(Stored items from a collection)
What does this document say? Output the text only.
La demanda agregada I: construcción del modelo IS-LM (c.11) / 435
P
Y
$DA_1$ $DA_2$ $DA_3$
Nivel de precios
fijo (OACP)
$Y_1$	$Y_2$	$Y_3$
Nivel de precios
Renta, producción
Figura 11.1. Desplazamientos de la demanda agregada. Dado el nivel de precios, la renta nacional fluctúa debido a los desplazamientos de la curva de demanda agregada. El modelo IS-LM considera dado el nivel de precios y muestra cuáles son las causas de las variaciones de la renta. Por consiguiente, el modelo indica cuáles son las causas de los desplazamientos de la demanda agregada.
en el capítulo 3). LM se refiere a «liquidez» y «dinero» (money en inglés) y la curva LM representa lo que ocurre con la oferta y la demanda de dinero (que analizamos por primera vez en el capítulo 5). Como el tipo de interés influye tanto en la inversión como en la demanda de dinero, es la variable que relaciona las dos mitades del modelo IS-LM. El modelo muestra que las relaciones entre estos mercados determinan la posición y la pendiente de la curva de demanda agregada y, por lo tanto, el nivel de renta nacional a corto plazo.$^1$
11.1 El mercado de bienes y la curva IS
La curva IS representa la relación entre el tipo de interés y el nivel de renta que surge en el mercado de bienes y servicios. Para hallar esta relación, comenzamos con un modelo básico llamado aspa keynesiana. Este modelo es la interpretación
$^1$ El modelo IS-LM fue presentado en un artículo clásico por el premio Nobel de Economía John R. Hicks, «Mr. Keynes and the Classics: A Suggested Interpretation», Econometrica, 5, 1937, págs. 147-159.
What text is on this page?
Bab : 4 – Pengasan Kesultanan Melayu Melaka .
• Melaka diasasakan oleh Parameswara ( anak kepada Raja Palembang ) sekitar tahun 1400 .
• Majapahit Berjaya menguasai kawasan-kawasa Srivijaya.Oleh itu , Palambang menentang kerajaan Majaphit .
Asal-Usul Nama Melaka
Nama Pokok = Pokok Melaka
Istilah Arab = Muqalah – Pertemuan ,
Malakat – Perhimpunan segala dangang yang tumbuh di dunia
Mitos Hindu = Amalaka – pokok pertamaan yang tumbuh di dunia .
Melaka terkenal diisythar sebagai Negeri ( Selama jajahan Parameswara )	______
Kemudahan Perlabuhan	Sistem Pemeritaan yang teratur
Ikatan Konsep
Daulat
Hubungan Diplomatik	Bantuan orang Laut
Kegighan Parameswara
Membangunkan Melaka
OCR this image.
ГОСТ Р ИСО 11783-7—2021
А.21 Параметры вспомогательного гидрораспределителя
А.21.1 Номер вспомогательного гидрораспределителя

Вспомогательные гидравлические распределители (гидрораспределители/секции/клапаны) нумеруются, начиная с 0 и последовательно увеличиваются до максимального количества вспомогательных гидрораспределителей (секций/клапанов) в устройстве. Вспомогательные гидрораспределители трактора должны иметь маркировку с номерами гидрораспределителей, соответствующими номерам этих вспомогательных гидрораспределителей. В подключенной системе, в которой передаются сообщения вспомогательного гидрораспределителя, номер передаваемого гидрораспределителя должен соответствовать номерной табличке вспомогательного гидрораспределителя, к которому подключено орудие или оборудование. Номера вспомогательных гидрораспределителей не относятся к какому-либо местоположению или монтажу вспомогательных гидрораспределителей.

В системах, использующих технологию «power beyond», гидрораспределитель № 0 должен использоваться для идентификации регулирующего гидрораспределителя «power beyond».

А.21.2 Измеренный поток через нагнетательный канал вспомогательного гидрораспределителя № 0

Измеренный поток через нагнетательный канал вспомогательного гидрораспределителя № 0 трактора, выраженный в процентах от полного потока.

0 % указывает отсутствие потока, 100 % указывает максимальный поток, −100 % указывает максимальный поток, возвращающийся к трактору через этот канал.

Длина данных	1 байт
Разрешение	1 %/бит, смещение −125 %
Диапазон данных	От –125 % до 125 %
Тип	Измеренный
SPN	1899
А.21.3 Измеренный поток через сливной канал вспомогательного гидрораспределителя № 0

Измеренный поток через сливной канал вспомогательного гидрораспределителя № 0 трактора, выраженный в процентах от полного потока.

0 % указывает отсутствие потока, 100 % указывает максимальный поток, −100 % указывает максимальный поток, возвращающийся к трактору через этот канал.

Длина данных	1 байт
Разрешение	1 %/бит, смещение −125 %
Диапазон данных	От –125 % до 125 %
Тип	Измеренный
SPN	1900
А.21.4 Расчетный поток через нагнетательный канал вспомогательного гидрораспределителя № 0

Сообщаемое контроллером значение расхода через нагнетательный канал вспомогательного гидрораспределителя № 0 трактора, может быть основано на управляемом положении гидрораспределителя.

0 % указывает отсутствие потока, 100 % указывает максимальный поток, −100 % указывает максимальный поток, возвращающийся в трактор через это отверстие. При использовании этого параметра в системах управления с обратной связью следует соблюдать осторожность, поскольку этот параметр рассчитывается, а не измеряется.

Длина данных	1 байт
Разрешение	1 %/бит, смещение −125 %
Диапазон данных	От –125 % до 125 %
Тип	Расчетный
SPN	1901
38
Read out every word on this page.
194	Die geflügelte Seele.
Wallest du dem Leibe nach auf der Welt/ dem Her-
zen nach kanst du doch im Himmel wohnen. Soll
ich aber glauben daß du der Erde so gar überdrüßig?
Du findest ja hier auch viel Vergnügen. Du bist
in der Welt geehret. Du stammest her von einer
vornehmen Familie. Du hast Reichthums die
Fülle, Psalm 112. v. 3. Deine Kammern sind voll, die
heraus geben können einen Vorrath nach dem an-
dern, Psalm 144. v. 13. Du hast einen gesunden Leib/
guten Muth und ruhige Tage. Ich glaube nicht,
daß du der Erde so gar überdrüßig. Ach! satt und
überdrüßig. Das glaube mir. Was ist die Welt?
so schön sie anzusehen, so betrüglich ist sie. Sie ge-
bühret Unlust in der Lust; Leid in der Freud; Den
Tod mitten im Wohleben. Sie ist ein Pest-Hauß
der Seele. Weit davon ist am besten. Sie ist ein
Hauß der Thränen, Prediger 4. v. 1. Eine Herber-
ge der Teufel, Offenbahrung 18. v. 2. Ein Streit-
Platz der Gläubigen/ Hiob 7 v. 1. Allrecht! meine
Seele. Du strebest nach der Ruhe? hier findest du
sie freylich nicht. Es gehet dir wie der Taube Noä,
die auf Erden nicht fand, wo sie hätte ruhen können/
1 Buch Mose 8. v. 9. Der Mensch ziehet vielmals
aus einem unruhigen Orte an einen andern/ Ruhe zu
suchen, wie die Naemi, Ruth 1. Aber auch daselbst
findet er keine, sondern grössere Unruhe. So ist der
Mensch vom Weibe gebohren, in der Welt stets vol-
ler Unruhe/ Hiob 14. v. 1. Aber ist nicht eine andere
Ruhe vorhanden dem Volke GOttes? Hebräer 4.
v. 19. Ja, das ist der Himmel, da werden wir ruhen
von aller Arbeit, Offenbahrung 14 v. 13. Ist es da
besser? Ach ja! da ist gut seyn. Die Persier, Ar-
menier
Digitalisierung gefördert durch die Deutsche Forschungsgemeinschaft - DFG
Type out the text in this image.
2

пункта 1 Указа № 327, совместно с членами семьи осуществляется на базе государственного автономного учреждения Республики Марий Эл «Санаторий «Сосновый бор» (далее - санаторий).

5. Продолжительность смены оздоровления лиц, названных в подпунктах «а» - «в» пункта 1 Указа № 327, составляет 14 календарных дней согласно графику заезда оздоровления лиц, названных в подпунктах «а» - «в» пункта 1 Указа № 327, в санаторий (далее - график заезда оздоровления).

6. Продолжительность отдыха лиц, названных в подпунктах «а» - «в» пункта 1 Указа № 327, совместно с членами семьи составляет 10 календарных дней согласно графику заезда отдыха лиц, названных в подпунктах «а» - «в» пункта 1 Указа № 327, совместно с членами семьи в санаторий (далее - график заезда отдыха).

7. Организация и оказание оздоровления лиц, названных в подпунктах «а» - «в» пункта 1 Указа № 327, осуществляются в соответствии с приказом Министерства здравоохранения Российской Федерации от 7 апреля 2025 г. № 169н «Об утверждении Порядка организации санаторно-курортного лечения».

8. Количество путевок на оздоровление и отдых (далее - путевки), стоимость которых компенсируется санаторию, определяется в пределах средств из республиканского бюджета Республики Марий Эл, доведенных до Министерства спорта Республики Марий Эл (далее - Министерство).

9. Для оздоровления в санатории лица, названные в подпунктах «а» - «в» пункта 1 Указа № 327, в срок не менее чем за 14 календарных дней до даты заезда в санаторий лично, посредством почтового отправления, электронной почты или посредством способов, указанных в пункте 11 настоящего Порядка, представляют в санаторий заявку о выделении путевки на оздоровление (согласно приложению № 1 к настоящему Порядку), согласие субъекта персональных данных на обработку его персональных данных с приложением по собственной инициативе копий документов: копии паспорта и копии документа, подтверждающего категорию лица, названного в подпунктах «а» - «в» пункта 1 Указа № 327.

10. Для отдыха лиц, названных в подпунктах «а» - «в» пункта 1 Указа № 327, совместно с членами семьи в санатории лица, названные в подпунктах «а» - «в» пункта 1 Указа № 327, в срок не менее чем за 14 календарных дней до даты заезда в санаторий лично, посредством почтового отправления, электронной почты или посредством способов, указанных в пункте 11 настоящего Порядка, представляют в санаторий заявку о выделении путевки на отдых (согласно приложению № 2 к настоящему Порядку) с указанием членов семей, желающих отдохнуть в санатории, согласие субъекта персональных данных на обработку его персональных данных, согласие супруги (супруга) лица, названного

> [Job]: In the entries above, how many lines hold the word "text"? State the number and nothing else.

> [Right answer]: 3